** Start of Records provided **

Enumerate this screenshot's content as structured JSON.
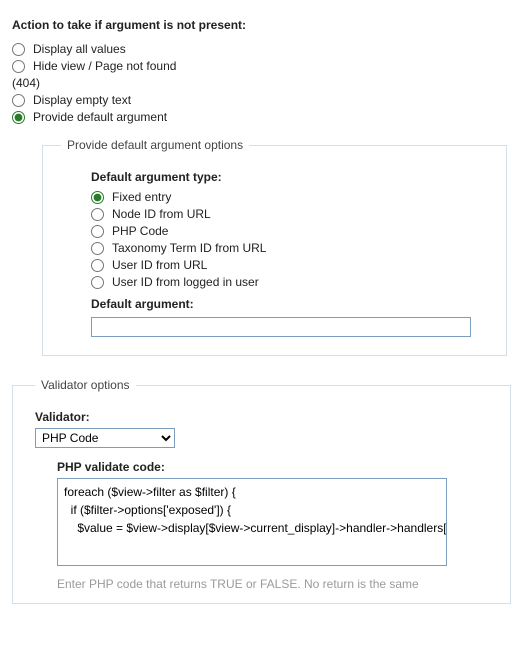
{
  "action": {
    "heading": "Action to take if argument is not present:",
    "options": [
      {
        "label": "Display all values"
      },
      {
        "label": "Hide view / Page not found"
      },
      {
        "suffix_404": "(404)"
      },
      {
        "label": "Display empty text"
      },
      {
        "label": "Provide default argument"
      }
    ]
  },
  "default_arg_box": {
    "legend": "Provide default argument options",
    "type_heading": "Default argument type:",
    "types": [
      "Fixed entry",
      "Node ID from URL",
      "PHP Code",
      "Taxonomy Term ID from URL",
      "User ID from URL",
      "User ID from logged in user"
    ],
    "default_argument_label": "Default argument:",
    "default_argument_value": ""
  },
  "validator_box": {
    "legend": "Validator options",
    "validator_label": "Validator:",
    "validator_selected": "PHP Code",
    "code_label": "PHP validate code:",
    "code_value": "foreach ($view->filter as $filter) {\n  if ($filter->options['exposed']) {\n    $value = $view->display[$view->current_display]->handler->handlers['filter'][$filter->options['id']]->value;",
    "help_text": "Enter PHP code that returns TRUE or FALSE. No return is the same"
  }
}
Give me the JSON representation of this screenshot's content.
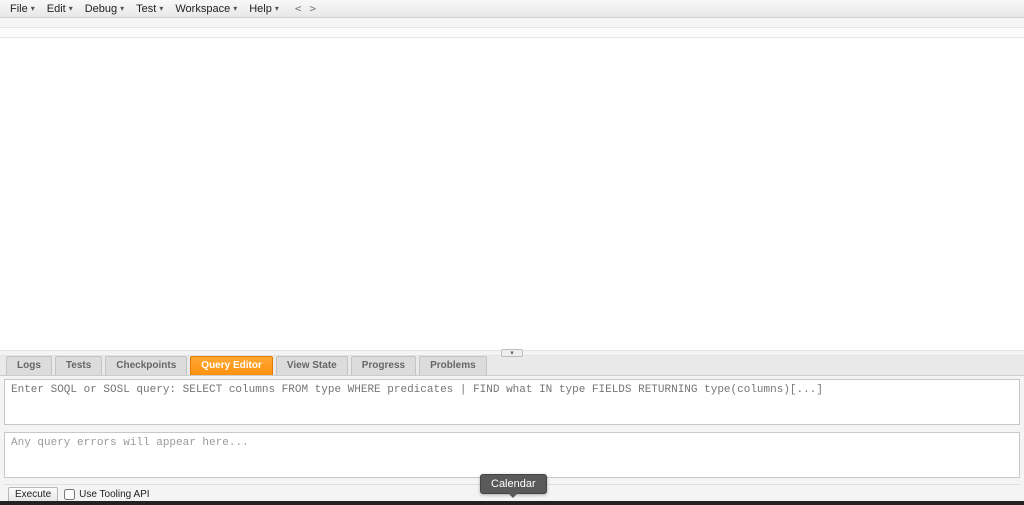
{
  "menubar": {
    "items": [
      {
        "label": "File"
      },
      {
        "label": "Edit"
      },
      {
        "label": "Debug"
      },
      {
        "label": "Test"
      },
      {
        "label": "Workspace"
      },
      {
        "label": "Help"
      }
    ],
    "nav_prev": "<",
    "nav_next": ">"
  },
  "bottom_tabs": [
    {
      "label": "Logs",
      "active": false
    },
    {
      "label": "Tests",
      "active": false
    },
    {
      "label": "Checkpoints",
      "active": false
    },
    {
      "label": "Query Editor",
      "active": true
    },
    {
      "label": "View State",
      "active": false
    },
    {
      "label": "Progress",
      "active": false
    },
    {
      "label": "Problems",
      "active": false
    }
  ],
  "query_editor": {
    "placeholder": "Enter SOQL or SOSL query: SELECT columns FROM type WHERE predicates | FIND what IN type FIELDS RETURNING type(columns)[...]",
    "value": "",
    "errors_placeholder": "Any query errors will appear here...",
    "execute_label": "Execute",
    "tooling_api_label": "Use Tooling API",
    "tooling_api_checked": false
  },
  "tooltip": {
    "text": "Calendar"
  }
}
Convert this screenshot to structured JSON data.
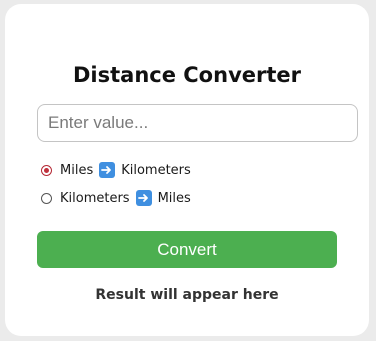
{
  "app": {
    "title": "Distance Converter"
  },
  "input": {
    "placeholder": "Enter value...",
    "value": ""
  },
  "options": [
    {
      "from": "Miles",
      "to": "Kilometers",
      "selected": true,
      "icon": "right-arrow-icon"
    },
    {
      "from": "Kilometers",
      "to": "Miles",
      "selected": false,
      "icon": "right-arrow-icon"
    }
  ],
  "button": {
    "label": "Convert"
  },
  "result": {
    "text": "Result will appear here"
  },
  "colors": {
    "accent": "#4caf50",
    "radio_selected": "#c0303c",
    "arrow_icon": "#3f8fe0"
  }
}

** End of Records provided **

Requirements — Take each line containing the string "appear" and copy it out.

Response to this task —
    "errors_placeholder": "Any query errors will appear here...",
    "text": "Result will appear here"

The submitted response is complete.